Below is a block of data; give all of it again word for word.
------------
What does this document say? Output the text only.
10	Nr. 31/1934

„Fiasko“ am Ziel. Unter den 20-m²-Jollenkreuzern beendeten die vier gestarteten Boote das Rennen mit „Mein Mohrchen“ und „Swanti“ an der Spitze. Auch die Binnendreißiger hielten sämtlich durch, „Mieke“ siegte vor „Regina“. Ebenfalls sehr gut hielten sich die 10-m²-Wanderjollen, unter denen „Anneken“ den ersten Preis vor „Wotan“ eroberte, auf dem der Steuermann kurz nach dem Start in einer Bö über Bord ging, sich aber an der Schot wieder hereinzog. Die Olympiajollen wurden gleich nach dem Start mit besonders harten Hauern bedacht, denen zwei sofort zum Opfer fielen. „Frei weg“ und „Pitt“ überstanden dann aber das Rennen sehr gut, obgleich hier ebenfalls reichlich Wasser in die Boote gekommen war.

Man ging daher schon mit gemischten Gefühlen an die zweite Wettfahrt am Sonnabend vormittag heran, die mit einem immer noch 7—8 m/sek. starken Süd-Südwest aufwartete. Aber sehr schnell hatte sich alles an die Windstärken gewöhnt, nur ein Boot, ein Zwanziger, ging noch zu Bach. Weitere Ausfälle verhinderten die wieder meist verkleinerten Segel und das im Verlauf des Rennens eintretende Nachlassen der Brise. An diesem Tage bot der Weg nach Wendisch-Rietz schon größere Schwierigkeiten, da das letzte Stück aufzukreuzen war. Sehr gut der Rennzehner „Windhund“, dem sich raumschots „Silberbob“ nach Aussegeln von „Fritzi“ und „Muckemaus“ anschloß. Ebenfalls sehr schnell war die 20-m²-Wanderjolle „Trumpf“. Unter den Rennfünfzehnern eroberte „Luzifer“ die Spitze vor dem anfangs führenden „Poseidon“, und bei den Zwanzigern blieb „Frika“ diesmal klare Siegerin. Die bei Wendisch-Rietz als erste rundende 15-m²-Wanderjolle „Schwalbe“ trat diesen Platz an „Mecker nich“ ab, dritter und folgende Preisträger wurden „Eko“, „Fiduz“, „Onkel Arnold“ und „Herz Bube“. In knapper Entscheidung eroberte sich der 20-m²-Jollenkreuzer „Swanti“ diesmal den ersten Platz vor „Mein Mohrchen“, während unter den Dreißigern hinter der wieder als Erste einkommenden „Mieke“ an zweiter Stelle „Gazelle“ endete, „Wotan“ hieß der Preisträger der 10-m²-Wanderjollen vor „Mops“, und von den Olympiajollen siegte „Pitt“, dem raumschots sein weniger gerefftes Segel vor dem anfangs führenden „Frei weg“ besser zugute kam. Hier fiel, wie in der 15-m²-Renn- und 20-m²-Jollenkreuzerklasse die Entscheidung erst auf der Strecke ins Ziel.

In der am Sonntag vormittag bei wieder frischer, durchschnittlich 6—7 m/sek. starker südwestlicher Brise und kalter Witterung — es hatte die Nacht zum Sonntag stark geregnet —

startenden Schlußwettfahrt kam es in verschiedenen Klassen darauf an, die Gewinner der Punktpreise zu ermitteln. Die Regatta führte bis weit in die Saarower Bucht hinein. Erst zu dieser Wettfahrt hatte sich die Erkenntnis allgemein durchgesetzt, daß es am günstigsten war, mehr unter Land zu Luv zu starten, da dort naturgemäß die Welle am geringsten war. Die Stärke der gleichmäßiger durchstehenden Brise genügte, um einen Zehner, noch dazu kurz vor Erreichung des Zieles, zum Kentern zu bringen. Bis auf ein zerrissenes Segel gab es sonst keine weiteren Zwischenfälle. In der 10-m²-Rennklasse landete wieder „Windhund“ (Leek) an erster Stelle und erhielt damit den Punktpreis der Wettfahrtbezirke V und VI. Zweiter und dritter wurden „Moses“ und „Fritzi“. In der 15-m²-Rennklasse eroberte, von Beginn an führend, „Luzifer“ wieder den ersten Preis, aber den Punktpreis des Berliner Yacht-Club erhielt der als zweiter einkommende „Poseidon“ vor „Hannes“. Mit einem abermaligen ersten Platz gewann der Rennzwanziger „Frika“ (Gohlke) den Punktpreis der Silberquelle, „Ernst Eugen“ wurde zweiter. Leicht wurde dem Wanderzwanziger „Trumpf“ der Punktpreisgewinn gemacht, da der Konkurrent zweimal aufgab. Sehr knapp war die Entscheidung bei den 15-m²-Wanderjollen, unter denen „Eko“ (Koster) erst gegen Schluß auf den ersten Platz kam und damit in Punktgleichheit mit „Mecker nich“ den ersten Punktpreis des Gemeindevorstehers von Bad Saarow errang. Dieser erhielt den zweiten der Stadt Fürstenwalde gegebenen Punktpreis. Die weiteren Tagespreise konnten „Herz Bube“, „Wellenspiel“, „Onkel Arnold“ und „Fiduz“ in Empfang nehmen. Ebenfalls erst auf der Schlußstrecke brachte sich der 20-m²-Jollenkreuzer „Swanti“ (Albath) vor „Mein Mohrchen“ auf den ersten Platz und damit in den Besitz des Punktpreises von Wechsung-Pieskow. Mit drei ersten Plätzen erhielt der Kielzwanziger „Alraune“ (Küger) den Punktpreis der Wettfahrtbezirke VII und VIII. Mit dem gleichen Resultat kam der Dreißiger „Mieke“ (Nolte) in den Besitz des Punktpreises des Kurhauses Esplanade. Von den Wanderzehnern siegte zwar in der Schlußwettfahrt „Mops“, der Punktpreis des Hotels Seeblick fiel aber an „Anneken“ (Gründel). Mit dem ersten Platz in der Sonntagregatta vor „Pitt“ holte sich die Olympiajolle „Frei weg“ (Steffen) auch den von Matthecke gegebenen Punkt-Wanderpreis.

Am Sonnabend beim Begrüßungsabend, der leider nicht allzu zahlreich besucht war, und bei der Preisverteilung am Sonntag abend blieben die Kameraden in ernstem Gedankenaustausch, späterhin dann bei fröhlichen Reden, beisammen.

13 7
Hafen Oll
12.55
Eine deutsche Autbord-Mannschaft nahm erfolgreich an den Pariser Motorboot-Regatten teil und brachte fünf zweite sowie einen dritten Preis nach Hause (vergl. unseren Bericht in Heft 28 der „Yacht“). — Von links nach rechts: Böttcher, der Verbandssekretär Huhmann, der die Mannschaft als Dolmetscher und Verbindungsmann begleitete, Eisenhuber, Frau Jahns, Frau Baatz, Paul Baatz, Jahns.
------------
- [Written solution]
What does this document say? Output the text only.
10	Nr. 31/1934

„Fiasko“ am Ziel. Unter den 20-m²-Jollenkreuzern beendeten die vier gestarteten Boote das Rennen mit „Mein Mohrchen“ und „Swanti“ an der Spitze. Auch die Binnendreißiger hielten sämtlich durch, „Mieke“ siegte vor „Regina“. Ebenfalls sehr gut hielten sich die 10-m²-Wanderjollen, unter denen „Anneken“ den ersten Preis vor „Wotan“ eroberte, auf dem der Steuermann kurz nach dem Start in einer Bö über Bord ging, sich aber an der Schot wieder hereinzog. Die Olympiajollen wurden gleich nach dem Start mit besonders harten Hauern bedacht, denen zwei sofort zum Opfer fielen. „Frei weg“ und „Pitt“ überstanden dann aber das Rennen sehr gut, obgleich hier ebenfalls reichlich Wasser in die Boote gekommen war.

Man ging daher schon mit gemischten Gefühlen an die zweite Wettfahrt am Sonnabend vormittag heran, die mit einem immer noch 7—8 m/sek. starken Süd-Südwest aufwartete. Aber sehr schnell hatte sich alles an die Windstärken gewöhnt, nur ein Boot, ein Zwanziger, ging noch zu Bach. Weitere Ausfälle verhinderten die wieder meist verkleinerten Segel und das im Verlauf des Rennens eintretende Nachlassen der Brise. An diesem Tage bot der Weg nach Wendisch-Rietz schon größere Schwierigkeiten, da das letzte Stück aufzukreuzen war. Sehr gut der Rennzehner „Windhund“, dem sich raumschots „Silberbob“ nach Aussegeln von „Fritzi“ und „Muckemaus“ anschloß. Ebenfalls sehr schnell war die 20-m²-Wanderjolle „Trumpf“. Unter den Rennfünfzehnern eroberte „Luzifer“ die Spitze vor dem anfangs führenden „Poseidon“, und bei den Zwanzigern blieb „Frika“ diesmal klare Siegerin. Die bei Wendisch-Rietz als erste rundende 15-m²-Wanderjolle „Schwalbe“ trat diesen Platz an „Mecker nich“ ab, dritter und folgende Preisträger wurden „Eko“, „Fiduz“, „Onkel Arnold“ und „Herz Bube“. In knapper Entscheidung eroberte sich der 20-m²-Jollenkreuzer „Swanti“ diesmal den ersten Platz vor „Mein Mohrchen“, während unter den Dreißigern hinter der wieder als Erste einkommenden „Mieke“ an zweiter Stelle „Gazelle“ endete, „Wotan“ hieß der Preisträger der 10-m²-Wanderjollen vor „Mops“, und von den Olympiajollen siegte „Pitt“, dem raumschots sein weniger gerefftes Segel vor dem anfangs führenden „Frei weg“ besser zugute kam. Hier fiel, wie in der 15-m²-Renn- und 20-m²-Jollenkreuzerklasse die Entscheidung erst auf der Strecke ins Ziel.

In der am Sonntag vormittag bei wieder frischer, durchschnittlich 6—7 m/sek. starker südwestlicher Brise und kalter Witterung — es hatte die Nacht zum Sonntag stark geregnet —

startenden Schlußwettfahrt kam es in verschiedenen Klassen darauf an, die Gewinner der Punktpreise zu ermitteln. Die Regatta führte bis weit in die Saarower Bucht hinein. Erst zu dieser Wettfahrt hatte sich die Erkenntnis allgemein durchgesetzt, daß es am günstigsten war, mehr unter Land zu Luv zu starten, da dort naturgemäß die Welle am geringsten war. Die Stärke der gleichmäßiger durchstehenden Brise genügte, um einen Zehner, noch dazu kurz vor Erreichung des Zieles, zum Kentern zu bringen. Bis auf ein zerrissenes Segel gab es sonst keine weiteren Zwischenfälle. In der 10-m²-Rennklasse landete wieder „Windhund“ (Leek) an erster Stelle und erhielt damit den Punktpreis der Wettfahrtbezirke V und VI. Zweiter und dritter wurden „Moses“ und „Fritzi“. In der 15-m²-Rennklasse eroberte, von Beginn an führend, „Luzifer“ wieder den ersten Preis, aber den Punktpreis des Berliner Yacht-Club erhielt der als zweiter einkommende „Poseidon“ vor „Hannes“. Mit einem abermaligen ersten Platz gewann der Rennzwanziger „Frika“ (Gohlke) den Punktpreis der Silberquelle, „Ernst Eugen“ wurde zweiter. Leicht wurde dem Wanderzwanziger „Trumpf“ der Punktpreisgewinn gemacht, da der Konkurrent zweimal aufgab. Sehr knapp war die Entscheidung bei den 15-m²-Wanderjollen, unter denen „Eko“ (Koster) erst gegen Schluß auf den ersten Platz kam und damit in Punktgleichheit mit „Mecker nich“ den ersten Punktpreis des Gemeindevorstehers von Bad Saarow errang. Dieser erhielt den zweiten der Stadt Fürstenwalde gegebenen Punktpreis. Die weiteren Tagespreise konnten „Herz Bube“, „Wellenspiel“, „Onkel Arnold“ und „Fiduz“ in Empfang nehmen. Ebenfalls erst auf der Schlußstrecke brachte sich der 20-m²-Jollenkreuzer „Swanti“ (Albath) vor „Mein Mohrchen“ auf den ersten Platz und damit in den Besitz des Punktpreises von Wechsung-Pieskow. Mit drei ersten Plätzen erhielt der Kielzwanziger „Alraune“ (Küger) den Punktpreis der Wettfahrtbezirke VII und VIII. Mit dem gleichen Resultat kam der Dreißiger „Mieke“ (Nolte) in den Besitz des Punktpreises des Kurhauses Esplanade. Von den Wanderzehnern siegte zwar in der Schlußwettfahrt „Mops“, der Punktpreis des Hotels Seeblick fiel aber an „Anneken“ (Gründel). Mit dem ersten Platz in der Sonntagregatta vor „Pitt“ holte sich die Olympiajolle „Frei weg“ (Steffen) auch den von Matthecke gegebenen Punkt-Wanderpreis.

Am Sonnabend beim Begrüßungsabend, der leider nicht allzu zahlreich besucht war, und bei der Preisverteilung am Sonntag abend blieben die Kameraden in ernstem Gedankenaustausch, späterhin dann bei fröhlichen Reden, beisammen.

13 7
Hafen Oll
12.55
Eine deutsche Autbord-Mannschaft nahm erfolgreich an den Pariser Motorboot-Regatten teil und brachte fünf zweite sowie einen dritten Preis nach Hause (vergl. unseren Bericht in Heft 28 der „Yacht“). — Von links nach rechts: Böttcher, der Verbandssekretär Huhmann, der die Mannschaft als Dolmetscher und Verbindungsmann begleitete, Eisenhuber, Frau Jahns, Frau Baatz, Paul Baatz, Jahns.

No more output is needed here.